__What you need to do__.
A. Answer these questions from the film reviews:
(i) What is the husband's disability in The Planet of Snail?
(ii) Off the coast of which country is the island in the second review?
(iii) What is the elderly fisherman nicknamed?
B. Summarize the film reviews in two sentences.
C. Write one more paragraph that carries the film reviews forward from their last sentence.

__Supplied text__.

-.-.-

Maybe the best film I saw at Tribeca this year, this unassuming portrait of a South Korean couple – he's deaf and blind; she's a dwarf – is a poetic, unsentimental look at love, loneliness and co-dependence that's far more transcendent than the above description suggests. With no voice-over or expositional titles, the film puts the viewer completely into the rhythms and perspectives of this congenial disabled pair. Changing a lightbulb allows for a triumph over adversity; going snow tubing and hugging trees is sheer bliss; walking down the street alone is a tense and fraught journey. Touching without being precious, The Planet of Snail is a place that's worth the trip.
Another lyrical journey, into a small island off the coast of Kenya, this captivating documentary follows an elderly fisherman—nicknamed "The Commander"—on his last chance to capture a giant shark. Already touted by the New York Times, I'm not the first person to highlight the film, and I probably won't be the last. While the film takes its time, and features some voiceover from the filmmaker that isn't always necessary, it's always engrossing, even taking on the narrative tension of a "Moby Dick," as you root for the old hero to fulfill his mission. While the doc adopts the mystical storytelling technique of an African griot, there is also some very down-to-the-earth realist humor, as the old man bosses and bickers with his grown-up grandson, who stands faithfully by his grandfather's side, as they root out sea snakes, poisonous fish, small octopi and giant manta rays together.

-.-.-

__Saved entries__.
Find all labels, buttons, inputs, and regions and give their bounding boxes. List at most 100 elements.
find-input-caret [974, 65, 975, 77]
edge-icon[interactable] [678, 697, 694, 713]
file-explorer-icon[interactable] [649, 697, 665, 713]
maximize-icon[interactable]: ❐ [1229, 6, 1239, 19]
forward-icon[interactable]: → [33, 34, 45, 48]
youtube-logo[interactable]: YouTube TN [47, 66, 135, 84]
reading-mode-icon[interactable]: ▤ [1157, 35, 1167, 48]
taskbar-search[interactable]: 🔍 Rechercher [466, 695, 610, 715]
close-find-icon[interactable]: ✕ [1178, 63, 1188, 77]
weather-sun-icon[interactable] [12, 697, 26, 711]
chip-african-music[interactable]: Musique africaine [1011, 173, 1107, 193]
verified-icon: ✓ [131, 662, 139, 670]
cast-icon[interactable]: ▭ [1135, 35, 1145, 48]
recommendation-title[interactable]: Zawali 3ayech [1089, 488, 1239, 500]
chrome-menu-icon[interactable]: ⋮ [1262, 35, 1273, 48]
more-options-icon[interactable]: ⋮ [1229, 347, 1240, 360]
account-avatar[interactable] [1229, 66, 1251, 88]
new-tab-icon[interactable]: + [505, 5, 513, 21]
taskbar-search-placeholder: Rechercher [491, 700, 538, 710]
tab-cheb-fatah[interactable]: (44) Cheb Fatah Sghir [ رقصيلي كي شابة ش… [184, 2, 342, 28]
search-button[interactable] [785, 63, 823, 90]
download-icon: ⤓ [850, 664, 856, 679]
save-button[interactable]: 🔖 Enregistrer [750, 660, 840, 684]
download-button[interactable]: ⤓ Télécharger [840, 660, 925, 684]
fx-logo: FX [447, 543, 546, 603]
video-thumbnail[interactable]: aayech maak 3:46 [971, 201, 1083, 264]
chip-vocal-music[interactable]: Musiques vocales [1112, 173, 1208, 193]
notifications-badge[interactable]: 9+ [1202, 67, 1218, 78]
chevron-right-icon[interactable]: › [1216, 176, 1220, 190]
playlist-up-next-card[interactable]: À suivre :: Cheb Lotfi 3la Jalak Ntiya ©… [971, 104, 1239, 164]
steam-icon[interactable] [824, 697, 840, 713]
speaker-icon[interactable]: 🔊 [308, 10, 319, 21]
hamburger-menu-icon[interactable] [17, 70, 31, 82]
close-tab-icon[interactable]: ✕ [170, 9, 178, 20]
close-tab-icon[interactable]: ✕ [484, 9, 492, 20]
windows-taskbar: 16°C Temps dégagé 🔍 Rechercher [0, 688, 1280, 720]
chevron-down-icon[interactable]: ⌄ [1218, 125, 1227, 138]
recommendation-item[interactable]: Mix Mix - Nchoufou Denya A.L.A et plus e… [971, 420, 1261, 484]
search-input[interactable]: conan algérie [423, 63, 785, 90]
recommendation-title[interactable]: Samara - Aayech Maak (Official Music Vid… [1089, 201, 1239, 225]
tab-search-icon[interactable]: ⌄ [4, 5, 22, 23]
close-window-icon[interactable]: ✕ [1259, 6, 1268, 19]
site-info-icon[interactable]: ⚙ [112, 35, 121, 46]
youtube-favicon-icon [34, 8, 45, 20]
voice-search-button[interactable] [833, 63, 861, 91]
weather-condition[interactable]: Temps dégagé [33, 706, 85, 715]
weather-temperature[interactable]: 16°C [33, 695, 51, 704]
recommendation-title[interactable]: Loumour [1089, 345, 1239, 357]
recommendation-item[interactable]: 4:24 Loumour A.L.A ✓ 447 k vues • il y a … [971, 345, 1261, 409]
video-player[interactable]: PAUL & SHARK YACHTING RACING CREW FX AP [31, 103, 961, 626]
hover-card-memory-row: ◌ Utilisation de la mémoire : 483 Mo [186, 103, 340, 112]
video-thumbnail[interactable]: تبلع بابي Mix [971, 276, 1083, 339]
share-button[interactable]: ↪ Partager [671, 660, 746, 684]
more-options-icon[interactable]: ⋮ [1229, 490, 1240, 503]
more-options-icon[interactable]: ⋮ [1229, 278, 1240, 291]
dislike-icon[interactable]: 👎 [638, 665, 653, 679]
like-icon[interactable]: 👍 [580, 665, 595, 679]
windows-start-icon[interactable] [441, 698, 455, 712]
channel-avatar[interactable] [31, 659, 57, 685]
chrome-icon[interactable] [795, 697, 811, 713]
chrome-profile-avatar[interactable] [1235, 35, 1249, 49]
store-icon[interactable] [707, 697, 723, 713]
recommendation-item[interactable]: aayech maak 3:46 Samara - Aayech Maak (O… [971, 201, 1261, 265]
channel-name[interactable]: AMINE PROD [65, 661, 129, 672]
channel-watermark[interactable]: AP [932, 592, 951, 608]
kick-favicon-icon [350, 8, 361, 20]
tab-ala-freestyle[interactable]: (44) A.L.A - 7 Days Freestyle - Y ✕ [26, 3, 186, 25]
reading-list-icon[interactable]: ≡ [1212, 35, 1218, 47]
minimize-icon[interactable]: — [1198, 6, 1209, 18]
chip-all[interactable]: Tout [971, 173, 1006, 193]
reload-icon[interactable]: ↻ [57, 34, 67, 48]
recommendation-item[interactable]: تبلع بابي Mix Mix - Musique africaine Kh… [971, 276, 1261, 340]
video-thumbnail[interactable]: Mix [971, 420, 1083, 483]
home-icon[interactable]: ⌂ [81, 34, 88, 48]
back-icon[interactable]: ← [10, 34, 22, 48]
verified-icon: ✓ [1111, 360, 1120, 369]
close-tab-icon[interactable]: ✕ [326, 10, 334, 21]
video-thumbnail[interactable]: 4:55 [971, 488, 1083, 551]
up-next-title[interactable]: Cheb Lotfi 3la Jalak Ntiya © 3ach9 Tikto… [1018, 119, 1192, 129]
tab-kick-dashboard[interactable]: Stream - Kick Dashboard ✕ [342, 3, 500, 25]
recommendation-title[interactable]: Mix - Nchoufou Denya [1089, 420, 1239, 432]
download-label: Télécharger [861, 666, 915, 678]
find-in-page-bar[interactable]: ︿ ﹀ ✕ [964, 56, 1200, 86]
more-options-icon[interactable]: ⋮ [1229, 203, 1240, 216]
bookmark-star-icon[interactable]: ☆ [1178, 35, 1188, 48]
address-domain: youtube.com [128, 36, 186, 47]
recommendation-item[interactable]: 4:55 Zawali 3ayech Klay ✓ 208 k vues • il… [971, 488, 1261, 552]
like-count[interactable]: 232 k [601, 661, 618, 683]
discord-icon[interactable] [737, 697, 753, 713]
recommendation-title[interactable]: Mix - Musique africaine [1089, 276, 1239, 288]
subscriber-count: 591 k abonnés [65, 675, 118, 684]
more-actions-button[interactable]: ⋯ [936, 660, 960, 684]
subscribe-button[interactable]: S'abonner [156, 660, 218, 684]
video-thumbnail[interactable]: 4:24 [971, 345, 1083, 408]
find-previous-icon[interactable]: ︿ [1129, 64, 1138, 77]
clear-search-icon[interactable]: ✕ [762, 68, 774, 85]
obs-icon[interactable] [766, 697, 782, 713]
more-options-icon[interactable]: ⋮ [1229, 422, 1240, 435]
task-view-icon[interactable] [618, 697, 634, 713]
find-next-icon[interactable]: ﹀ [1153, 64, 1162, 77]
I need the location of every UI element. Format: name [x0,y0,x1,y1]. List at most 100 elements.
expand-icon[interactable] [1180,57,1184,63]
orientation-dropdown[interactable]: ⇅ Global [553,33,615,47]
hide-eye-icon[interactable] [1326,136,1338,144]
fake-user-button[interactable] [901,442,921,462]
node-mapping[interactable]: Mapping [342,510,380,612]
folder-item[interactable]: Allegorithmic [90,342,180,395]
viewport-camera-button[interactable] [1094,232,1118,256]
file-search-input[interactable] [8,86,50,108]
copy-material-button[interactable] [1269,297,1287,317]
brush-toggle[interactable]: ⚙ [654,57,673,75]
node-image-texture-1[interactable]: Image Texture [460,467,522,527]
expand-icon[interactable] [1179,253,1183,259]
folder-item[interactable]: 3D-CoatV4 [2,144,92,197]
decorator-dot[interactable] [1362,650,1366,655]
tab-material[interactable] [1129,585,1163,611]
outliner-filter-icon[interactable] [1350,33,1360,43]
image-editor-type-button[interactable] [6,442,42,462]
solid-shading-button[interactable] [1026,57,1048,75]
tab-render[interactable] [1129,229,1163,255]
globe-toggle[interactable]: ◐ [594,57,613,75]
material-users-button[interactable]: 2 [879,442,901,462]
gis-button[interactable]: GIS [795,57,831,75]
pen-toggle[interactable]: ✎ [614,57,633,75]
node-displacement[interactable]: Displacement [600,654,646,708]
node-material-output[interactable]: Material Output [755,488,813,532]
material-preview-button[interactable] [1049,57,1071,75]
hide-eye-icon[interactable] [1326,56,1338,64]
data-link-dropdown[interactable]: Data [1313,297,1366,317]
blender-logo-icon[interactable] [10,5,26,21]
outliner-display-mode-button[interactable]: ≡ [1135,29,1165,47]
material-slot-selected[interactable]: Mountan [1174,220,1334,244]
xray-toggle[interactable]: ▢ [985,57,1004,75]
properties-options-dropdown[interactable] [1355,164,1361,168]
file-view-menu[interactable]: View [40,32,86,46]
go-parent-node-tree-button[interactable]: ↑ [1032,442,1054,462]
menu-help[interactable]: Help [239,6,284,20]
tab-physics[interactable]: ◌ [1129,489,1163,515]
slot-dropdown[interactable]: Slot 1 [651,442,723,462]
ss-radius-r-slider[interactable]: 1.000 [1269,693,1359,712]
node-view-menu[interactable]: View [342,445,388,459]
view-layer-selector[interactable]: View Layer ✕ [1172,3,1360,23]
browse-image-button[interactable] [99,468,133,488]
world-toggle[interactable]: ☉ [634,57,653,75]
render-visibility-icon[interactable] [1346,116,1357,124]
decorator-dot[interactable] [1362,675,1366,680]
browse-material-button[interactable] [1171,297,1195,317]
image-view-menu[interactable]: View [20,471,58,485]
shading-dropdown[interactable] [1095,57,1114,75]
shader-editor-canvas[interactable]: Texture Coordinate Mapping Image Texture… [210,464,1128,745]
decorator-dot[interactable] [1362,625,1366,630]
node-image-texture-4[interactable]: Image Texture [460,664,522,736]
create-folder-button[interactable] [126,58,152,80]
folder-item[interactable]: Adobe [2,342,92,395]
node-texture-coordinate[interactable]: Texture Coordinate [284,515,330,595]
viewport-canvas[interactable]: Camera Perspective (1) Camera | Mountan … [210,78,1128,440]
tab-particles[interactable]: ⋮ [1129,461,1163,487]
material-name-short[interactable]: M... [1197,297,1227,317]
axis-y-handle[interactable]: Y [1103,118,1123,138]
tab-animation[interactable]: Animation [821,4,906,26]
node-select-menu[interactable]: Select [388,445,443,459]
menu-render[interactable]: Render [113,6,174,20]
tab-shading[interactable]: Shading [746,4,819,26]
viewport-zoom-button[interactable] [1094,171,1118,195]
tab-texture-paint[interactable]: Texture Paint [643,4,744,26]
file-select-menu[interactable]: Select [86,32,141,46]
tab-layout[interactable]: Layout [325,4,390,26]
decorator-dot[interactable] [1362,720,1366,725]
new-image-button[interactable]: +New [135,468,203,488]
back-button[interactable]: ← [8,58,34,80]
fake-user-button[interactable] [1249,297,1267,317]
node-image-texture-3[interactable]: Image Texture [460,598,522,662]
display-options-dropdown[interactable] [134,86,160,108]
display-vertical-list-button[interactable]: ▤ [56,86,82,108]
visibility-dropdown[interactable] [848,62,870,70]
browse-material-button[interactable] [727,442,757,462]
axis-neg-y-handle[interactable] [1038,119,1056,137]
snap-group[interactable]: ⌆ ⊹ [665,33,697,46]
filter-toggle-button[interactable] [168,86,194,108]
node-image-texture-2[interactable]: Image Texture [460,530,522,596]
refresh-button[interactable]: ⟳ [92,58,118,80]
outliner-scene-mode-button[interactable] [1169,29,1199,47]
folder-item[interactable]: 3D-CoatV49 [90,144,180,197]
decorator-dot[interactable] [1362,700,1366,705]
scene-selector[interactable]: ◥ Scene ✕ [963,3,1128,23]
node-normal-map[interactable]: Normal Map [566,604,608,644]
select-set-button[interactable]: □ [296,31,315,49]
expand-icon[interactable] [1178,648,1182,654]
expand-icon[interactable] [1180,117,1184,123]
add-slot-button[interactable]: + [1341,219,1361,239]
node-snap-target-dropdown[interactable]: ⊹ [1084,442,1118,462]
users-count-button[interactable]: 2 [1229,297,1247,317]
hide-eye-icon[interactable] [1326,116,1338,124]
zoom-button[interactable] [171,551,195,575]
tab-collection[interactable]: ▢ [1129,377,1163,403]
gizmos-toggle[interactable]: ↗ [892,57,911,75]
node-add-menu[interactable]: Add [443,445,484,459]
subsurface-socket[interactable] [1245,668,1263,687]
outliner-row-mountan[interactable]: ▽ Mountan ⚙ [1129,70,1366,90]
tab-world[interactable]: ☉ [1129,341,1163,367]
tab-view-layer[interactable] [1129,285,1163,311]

-.-.-

__Answers per task__.
A.
(i) He is deaf and blind.
(ii) Kenya.
(iii) "The Commander."

B. The first review praises The Planet of Snail, a portrait of a South Korean couple in which he is deaf and blind and she is a dwarf, as a poetic, unsentimental look at love, loneliness and co-dependence made without voice-over or expositional titles. The second review describes a documentary that follows an elderly fisherman nicknamed "The Commander," from a small island off Kenya, on his last chance to capture a giant shark, and calls it always engrossing even though it takes its time and has some unnecessary voiceover.

C.
A complex and sympathetic portrait of America’s economic crisis, “Downeast” observes the financial struggles of Boston-based entrepreneur Antonio Bussone, a man "from away" who tries to purchase a shuttered cannery in coastal Maine, with plans to transform it into a lobster processing facility and rehire the laid-off workers. Everyone in the film is a great character: the amiable elderly unemployed, with their thick Maine accents and their willingness to work long hours, even though they can barely walk; the foreign-tongued Bussone, who tries to stay optimisic despite the sinking ship that surrounds him; and the wary local lobstermen and selectmen, a wily bunch who are quick to predict Bussone's downfall. With a delicate eye for detail and the beauty of the coastal environs, filmmakers David Redmon and Ashley Sabin ("Mardis Gras: Made in China," "Girl Model") continue to uncover universal truths about the sad state of our global economy with deeply intimate, local stories.